**What is being asked**
List, from the lines below, each one with "boshqa" in it.

**Entries supplied**
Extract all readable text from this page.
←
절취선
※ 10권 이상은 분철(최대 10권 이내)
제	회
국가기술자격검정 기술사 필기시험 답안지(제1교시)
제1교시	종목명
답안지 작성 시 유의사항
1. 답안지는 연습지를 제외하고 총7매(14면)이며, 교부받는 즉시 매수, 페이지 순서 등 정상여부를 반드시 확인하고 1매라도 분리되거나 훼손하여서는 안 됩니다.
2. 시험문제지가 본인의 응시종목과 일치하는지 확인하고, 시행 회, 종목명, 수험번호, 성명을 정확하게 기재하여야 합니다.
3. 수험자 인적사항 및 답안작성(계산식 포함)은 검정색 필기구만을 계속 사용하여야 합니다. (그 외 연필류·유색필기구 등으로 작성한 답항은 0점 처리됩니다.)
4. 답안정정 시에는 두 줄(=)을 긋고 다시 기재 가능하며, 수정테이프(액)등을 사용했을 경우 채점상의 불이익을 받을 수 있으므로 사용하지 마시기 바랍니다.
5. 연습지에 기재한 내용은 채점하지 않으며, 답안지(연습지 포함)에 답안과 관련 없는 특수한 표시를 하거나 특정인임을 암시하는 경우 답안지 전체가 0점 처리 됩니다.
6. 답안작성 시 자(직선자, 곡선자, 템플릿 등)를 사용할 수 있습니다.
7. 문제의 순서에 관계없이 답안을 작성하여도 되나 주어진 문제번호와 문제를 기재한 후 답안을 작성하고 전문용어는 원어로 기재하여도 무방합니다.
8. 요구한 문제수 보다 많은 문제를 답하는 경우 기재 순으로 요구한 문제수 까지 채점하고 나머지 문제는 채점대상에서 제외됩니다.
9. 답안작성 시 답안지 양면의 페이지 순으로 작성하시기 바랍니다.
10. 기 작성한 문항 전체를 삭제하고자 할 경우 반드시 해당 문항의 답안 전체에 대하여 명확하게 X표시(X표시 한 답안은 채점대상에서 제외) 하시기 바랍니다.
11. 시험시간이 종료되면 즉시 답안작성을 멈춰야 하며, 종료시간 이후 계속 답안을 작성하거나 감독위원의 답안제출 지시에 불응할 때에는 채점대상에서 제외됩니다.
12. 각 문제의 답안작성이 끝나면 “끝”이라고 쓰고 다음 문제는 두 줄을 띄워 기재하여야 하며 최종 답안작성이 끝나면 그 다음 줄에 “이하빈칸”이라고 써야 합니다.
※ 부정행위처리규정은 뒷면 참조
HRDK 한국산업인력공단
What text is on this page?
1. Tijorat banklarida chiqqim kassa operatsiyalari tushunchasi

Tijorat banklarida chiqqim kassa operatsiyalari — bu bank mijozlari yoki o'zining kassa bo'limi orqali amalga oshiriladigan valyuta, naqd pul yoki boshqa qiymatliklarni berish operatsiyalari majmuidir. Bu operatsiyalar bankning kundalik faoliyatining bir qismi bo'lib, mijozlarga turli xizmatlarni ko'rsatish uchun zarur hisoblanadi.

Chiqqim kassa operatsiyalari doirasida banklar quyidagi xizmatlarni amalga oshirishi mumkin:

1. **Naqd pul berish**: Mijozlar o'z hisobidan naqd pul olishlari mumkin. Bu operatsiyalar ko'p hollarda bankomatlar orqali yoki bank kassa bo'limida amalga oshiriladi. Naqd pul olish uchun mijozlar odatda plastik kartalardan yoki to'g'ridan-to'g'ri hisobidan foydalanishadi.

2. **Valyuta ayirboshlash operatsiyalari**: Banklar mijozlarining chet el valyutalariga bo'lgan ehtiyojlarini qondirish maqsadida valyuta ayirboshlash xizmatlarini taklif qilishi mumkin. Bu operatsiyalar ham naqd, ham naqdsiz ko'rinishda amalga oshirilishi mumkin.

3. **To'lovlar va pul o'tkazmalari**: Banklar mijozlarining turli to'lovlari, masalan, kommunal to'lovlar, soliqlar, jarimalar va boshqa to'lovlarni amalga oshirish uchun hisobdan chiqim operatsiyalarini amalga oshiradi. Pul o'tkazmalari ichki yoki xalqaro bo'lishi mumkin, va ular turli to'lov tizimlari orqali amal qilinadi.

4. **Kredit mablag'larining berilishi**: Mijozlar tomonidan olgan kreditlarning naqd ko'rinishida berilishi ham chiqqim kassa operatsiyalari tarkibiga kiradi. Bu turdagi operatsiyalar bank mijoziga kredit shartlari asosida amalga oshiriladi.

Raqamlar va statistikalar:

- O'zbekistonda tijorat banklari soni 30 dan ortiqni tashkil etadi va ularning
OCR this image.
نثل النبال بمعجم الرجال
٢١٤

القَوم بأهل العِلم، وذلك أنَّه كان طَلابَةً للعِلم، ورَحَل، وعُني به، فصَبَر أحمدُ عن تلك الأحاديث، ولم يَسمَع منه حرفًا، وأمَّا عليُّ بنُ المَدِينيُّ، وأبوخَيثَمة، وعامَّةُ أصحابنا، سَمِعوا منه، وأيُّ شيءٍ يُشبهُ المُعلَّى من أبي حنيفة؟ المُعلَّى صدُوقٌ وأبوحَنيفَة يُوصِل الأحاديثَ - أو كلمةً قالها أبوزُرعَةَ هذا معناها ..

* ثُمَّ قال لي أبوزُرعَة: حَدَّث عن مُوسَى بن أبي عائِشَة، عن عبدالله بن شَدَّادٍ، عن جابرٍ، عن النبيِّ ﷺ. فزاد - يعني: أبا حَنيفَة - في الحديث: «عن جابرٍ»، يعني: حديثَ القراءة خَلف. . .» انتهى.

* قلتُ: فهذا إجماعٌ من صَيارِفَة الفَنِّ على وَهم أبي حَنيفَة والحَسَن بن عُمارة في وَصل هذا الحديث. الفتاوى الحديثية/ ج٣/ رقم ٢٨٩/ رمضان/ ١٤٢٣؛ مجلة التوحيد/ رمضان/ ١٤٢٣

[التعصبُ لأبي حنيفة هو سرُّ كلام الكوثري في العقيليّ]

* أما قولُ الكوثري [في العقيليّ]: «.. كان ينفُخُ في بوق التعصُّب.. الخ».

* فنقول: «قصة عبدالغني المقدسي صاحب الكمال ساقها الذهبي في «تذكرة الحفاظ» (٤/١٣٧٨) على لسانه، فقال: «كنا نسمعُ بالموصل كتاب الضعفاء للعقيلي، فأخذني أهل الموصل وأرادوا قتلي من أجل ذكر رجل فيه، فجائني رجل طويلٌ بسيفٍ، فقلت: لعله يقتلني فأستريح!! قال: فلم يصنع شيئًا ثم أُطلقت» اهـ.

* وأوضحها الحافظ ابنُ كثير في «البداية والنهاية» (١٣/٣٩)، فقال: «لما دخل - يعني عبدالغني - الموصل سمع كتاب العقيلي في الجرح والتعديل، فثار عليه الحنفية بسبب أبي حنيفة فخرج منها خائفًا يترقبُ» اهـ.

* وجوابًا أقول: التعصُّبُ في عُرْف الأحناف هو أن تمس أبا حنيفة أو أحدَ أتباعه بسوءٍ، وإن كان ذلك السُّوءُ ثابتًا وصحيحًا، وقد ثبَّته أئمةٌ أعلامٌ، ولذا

**Task solution**
Tijorat banklarida chiqqim kassa operatsiyalari — bu bank mijozlari yoki o'zining kassa bo'limi orqali amalga oshiriladigan valyuta, naqd pul yoki boshqa qiymatliklarni berish operatsiyalari majmuidir. Bu operatsiyalar bankning kundalik faoliyatining bir qismi bo'lib, mijozlarga turli xizmatlarni ko'rsatish uchun zarur hisoblanadi.
3. **To'lovlar va pul o'tkazmalari**: Banklar mijozlarining turli to'lovlari, masalan, kommunal to'lovlar, soliqlar, jarimalar va boshqa to'lovlarni amalga oshirish uchun hisobdan chiqim operatsiyalarini amalga oshiradi. Pul o'tkazmalari ichki yoki xalqaro bo'lishi mumkin, va ular turli to'lov tizimlari orqali amal qilinadi.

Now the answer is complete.